O CRITÉRIO DE DESEMPATE E A LIGAÇÃO AO OBJETO DO CONTRATO
- José Carlos Marques Durão
- 4 de jun. de 2021
- 3 min de leitura
Atualizado: 6 de jul. de 2023
Quando vemos o que existe e não está lá, lhe tocamos apenas com o pensamento, então tudo não passa de imaginação.
José Carlos Marques Durão
A Lei n.º 30/2021, de 21 de maio, alterou o art.º 74.º do CCP que contém as regras relativas ao critério de adjudicação na formação dos contratos públicos, modificação que vai vigorar a partir do dia 20-06-2021.
Vou focar a minha análise no critério de desempate. Especialmente na regra da alínea b), n.º 5, do art.º 74.º, do CCP, que prevê o seguinte: “Quando seja adotada a modalidade multifator devem ser preferencialmente utilizados os respetivos fatores e subfatores densificadores, por ordem decrescente de ponderação relativa, sem prejuízo de outros que, nos termos do artigo seguinte, estejam ligados ao objeto do contrato a celebrar”.
Antecipando já as conclusões a que vou chegar, considero que a exigência do legislador (reforçada também no n.º 1 do art.º 75.º do CCP) de que o critério de desempate deve estar ligado ao objeto do contrato a celebrar, não motiva necessariamente à apresentação de melhores propostas.
Vejamos.
No desempate a utilização dos fatores e subfatores que densificam o critério de adjudicação, por ordem decrescente de ponderação relativa, não origina propostas mais vantajosas. O critério até podia ser a primeira letra do nome dos operadores económicos, pela ordem alfabética crescente - o resultado seria o mesmo.
Alguns dirão, com este método a empresa “Z…, Lda.” irá participar com o coração nas mãos. Dirão outros, mais tranquila e com probabilidades de vitória estará a empresa “A…Lda.”.
Aparentemente parece existir alguma vantagem. Que usando um tal critério favoreceria mais uns do que outros. Mas não é verdade. É mera ilusão. Se utilizarmos os fatores do critério de adjudicação por ordem decrescente de ponderação vemos que é exatamente o mesmo. A empresa “Z…, Lda.” deu o melhor que podia no primeiro fator e nos restantes. A empresa “A…, Lda.” fez o esforço máximo para apresentar os melhores atributos. Ou seja, o que influencia são as pontuações e os coeficientes de ponderação previstos para os fatores ou subfactores, no modelo de avaliação das propostas. O critério a utilizar no desempate não acrescenta nada: nem peso aos fatores nem valor às propostas. O desempate serve apenas para desfazer uma igualdade.
Quando os operadores económicos estão a elaborar as propostas não sabem o que vai na cabeça dos oponentes. Desconhecem os atributos das propostas dos adversários. E, portanto, não é muito relevante para a decisão dos operadores económicos, dizer que o desempate é com base nos fatores do critério de adjudicação.
▬▬▬
* Instruções das tarefas:
**a)** No excerto sobre o critério de desempate, transcreva novamente a passagem que abre com "No desempate a" e fecha com "seria o mesmo.", alterando "ordem alfabética crescente" para "ordem alfabética decrescente".
**b)** Indique se cada afirmação concorda com o excerto sobre o critério de desempate. Responda sim ou não e cite as palavras decisivas do texto: (i) A Lei n.º 30/2021 alterou o art.º 74.º do CCP. (ii) O autor considera que o critério de desempate acrescenta peso aos fatores. (iii) Os operadores económicos conhecem os atributos das propostas dos adversários.
**c)** Retome o texto sobre o critério de desempate nos contratos públicos e continue-o a partir do ponto em que termina.
As linhas apresentadas a seguir têm origem noutra fonte.

Registos de anotação de layout:
▬▬▬
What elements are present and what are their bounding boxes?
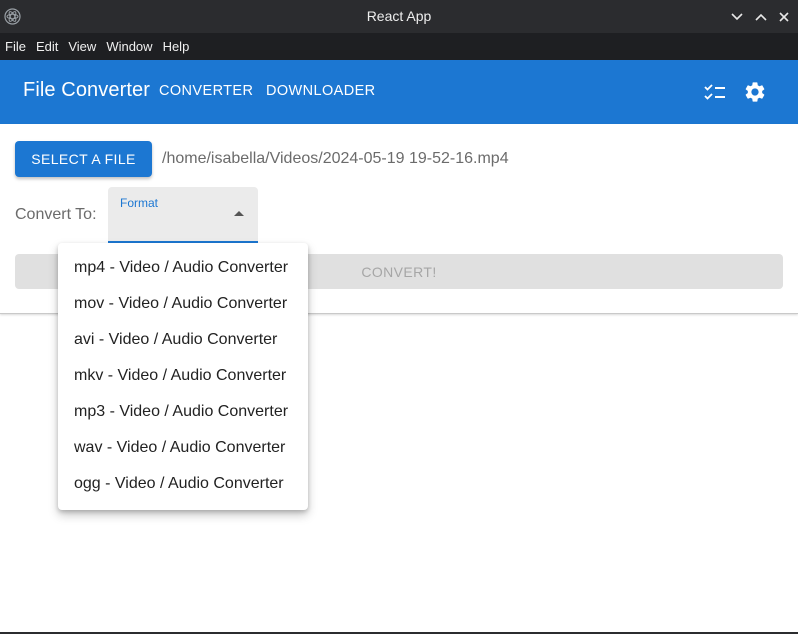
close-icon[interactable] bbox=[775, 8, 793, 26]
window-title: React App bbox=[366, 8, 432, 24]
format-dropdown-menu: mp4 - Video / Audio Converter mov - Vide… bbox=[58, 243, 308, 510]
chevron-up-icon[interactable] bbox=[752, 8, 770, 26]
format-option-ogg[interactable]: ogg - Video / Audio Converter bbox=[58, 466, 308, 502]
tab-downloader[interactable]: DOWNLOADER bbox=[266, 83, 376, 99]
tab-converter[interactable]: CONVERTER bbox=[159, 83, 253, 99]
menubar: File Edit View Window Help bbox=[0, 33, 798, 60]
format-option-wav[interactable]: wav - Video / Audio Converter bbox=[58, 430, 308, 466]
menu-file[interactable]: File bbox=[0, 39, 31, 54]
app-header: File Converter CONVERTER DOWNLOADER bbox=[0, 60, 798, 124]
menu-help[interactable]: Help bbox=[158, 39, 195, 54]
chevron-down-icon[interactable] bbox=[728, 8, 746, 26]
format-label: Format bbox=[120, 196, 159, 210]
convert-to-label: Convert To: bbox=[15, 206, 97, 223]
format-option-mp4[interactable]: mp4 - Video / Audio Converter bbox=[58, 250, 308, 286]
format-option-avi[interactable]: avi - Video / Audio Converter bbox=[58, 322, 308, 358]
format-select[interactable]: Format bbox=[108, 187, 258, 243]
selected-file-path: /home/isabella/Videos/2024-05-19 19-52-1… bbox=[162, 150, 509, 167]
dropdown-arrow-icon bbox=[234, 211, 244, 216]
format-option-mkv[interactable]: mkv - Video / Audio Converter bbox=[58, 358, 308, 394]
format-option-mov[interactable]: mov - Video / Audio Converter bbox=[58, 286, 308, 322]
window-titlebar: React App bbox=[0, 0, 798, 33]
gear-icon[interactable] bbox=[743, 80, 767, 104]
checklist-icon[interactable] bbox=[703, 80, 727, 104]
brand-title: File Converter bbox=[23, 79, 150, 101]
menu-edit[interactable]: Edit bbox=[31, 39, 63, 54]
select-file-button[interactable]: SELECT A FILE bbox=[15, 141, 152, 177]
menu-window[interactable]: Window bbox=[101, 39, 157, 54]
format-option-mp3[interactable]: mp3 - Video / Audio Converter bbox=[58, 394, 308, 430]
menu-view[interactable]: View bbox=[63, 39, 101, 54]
▬▬▬
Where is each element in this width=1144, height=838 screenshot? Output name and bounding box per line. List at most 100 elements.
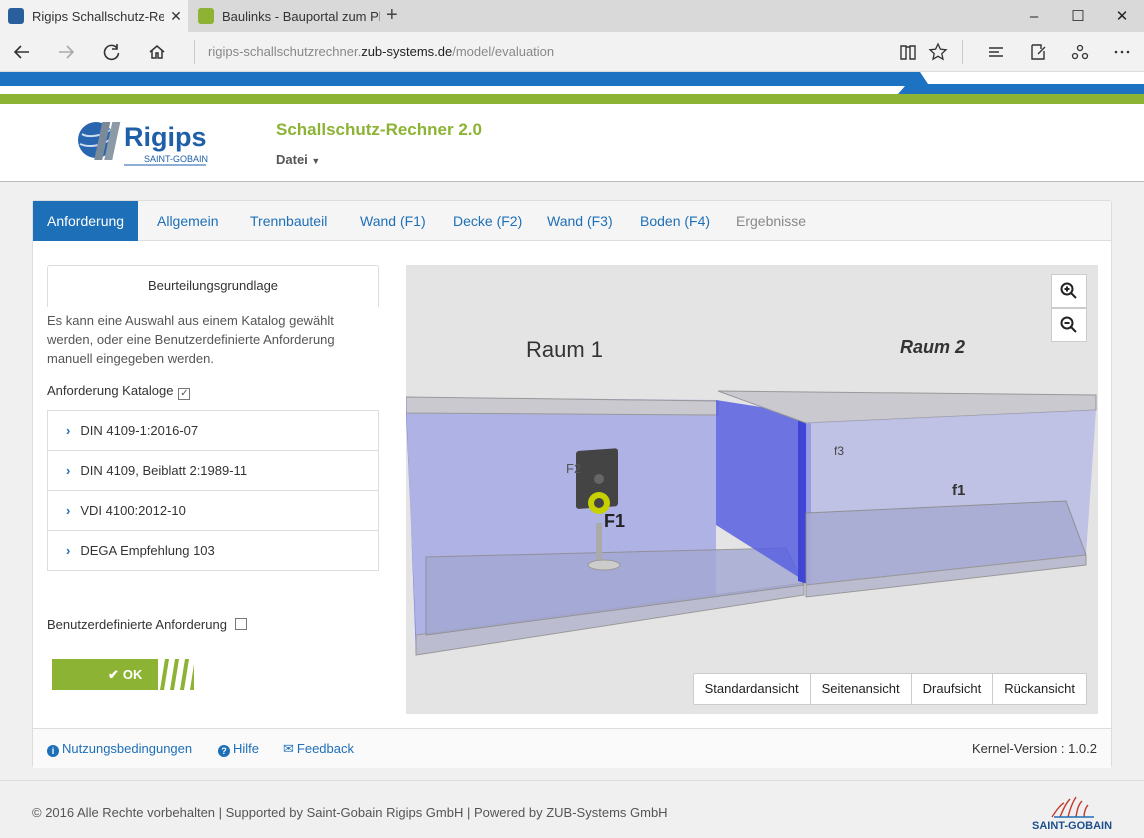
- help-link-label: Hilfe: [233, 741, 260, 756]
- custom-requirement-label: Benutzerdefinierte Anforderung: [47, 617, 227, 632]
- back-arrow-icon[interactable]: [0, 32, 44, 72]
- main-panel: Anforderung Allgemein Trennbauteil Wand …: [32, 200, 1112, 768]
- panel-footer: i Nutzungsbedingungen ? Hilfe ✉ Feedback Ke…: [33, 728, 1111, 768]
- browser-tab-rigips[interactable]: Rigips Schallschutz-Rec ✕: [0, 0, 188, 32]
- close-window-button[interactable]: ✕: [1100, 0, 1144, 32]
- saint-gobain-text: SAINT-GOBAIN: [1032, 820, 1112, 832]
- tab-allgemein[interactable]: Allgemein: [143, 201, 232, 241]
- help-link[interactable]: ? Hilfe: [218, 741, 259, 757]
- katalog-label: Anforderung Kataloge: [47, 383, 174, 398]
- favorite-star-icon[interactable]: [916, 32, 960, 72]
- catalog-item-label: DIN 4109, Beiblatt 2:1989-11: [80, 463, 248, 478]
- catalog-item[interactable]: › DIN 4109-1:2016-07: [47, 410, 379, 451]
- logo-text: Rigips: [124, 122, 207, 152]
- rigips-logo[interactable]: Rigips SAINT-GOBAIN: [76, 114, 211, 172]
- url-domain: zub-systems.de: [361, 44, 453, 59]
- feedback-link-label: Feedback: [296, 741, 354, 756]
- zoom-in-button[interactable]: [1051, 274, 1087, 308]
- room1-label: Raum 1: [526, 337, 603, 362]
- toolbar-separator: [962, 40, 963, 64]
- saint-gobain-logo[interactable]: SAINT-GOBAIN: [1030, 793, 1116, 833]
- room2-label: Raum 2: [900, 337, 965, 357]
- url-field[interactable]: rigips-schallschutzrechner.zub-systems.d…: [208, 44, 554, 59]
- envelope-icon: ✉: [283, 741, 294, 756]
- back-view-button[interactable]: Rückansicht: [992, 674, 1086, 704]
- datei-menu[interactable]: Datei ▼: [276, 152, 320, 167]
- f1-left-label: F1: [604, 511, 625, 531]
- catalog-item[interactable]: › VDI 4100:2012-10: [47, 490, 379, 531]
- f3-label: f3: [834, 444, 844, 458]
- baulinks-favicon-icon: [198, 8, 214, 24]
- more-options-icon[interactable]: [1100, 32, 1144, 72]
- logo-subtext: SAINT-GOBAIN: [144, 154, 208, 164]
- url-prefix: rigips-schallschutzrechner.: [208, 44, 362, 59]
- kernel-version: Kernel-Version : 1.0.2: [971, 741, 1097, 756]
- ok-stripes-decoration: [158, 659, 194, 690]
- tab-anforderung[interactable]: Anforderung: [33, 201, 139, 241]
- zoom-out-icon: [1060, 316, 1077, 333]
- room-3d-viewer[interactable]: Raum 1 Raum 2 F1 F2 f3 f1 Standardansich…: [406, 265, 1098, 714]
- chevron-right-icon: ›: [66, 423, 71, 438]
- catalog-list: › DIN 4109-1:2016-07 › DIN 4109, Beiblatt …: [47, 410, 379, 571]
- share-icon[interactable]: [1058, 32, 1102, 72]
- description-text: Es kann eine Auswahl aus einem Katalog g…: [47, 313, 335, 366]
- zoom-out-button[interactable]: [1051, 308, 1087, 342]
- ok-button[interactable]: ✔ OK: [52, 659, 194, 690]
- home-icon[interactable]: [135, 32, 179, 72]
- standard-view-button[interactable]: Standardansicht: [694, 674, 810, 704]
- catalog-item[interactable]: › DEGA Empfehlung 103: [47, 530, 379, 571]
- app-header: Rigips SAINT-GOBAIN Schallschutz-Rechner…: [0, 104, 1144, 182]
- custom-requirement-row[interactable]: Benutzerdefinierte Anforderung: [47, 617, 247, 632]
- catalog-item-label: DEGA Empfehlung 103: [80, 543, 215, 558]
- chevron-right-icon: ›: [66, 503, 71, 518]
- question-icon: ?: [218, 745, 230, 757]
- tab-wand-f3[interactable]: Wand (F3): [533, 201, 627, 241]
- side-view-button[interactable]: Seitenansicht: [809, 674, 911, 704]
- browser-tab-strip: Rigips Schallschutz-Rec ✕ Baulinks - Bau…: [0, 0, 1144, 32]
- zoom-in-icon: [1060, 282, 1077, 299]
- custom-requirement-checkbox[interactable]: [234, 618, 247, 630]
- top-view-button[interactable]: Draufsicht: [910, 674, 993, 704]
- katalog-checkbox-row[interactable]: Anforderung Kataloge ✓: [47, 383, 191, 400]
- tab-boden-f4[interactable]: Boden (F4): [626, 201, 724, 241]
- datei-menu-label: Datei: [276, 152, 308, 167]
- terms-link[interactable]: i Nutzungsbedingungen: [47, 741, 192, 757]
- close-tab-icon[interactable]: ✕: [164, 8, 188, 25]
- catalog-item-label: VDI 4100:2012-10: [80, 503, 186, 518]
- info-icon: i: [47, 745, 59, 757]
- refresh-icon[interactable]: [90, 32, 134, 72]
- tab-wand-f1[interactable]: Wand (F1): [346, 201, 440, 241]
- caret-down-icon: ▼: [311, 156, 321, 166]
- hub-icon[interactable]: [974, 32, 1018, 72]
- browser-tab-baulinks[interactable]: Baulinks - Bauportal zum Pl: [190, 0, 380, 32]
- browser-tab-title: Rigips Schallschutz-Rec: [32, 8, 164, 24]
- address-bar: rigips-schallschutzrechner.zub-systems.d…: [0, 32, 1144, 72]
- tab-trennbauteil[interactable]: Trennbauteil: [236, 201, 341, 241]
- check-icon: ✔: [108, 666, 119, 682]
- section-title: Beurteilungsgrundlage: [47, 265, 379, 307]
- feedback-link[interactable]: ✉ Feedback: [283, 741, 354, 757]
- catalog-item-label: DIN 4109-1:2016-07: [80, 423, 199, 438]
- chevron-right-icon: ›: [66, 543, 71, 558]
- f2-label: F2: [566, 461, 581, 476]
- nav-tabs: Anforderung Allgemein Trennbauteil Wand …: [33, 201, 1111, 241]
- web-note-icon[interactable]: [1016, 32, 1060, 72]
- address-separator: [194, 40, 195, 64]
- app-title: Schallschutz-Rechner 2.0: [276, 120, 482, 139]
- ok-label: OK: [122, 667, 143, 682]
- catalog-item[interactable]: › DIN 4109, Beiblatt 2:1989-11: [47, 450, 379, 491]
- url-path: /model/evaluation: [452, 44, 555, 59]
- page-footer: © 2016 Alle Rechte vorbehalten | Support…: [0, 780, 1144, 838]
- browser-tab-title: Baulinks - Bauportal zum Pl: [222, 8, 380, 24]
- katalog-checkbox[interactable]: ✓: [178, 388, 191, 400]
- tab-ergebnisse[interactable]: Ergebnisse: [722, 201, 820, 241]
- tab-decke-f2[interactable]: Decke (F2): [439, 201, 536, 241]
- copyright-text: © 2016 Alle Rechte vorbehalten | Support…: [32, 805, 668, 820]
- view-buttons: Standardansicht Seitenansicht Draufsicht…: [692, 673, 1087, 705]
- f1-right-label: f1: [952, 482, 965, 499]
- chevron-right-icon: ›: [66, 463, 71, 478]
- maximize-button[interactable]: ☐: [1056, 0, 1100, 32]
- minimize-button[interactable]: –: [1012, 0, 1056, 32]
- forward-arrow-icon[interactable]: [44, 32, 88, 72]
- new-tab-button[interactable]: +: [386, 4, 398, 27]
▬▬▬
* Respostas por tarefa:
**a)**
No desempate a utilização dos fatores e subfatores que densificam o critério de adjudicação, por ordem decrescente de ponderação relativa, não origina propostas mais vantajosas. O critério até podia ser a primeira letra do nome dos operadores económicos, pela ordem alfabética decrescente - o resultado seria o mesmo.

**b)**
(i) Sim: "A Lei n.º 30/2021, de 21 de maio, alterou o art.º 74.º do CCP".
(ii) Não: "O critério a utilizar no desempate não acrescenta nada: nem peso aos fatores nem valor às propostas."
(iii) Não: "Desconhecem os atributos das propostas dos adversários."

**c)**
Quem concorre irá fazê-lo para ganhar. O esforço competitivo centra-se no critério de adjudicação – no peso dos fatores. O melhor que podem oferecer as empresas (operadores económicos) é executado na fase da elaboração das propostas, com base no que existe e conhecem: o critério de adjudicação. É projetado neste que a performance das propostas atingi o máximo.
O desempate é uma fase posterior. E só participa nela os melhores desempenhos competitivos. E que serão as propostas que no conjunto dos fatores do critério de adjudicação conseguirem mais pontuação – a melhor performance.
Não vence a melhor das melhores propostas (porque valem o mesmo) como supostamente leva a crer as regras do critério de desempate. Desempatar é uma escolha aleatória. Ganha quem tiver mais sorte. (1) O critério de desempate, em função dos fatores do critério de adjudicação, é um estímulo inócuo. Surge num ambiente competitivo inexistente.
Admito, ainda assim, que o critério de desempate, associado aos fatores do critério de adjudicação, possa incutir algum ânimo. Funcionar em termos psicológicos. Sensibilizar os operadores económicos, predispondo-os a elevar os atributos das propostas.
Em síntese, exigir que o critério de desempate tenha ligação ao objeto do contrato, preferencialmente por via dos fatores e subfatores do critério de adjudicação, não tem consequências no comportamento dos operadores económicos, com reflexos nas propostas – a existirem são insignificantes. O critério de adjudicação, per si, garante o surgimento de propostas competitivas. O incentivo do critério de desempate deveria ser usado para ajudar em outras situações, nomeadamente, relacionadas com aspetos ambientais e sociais, assuntos muito badalados e fonte de tantas preocupações.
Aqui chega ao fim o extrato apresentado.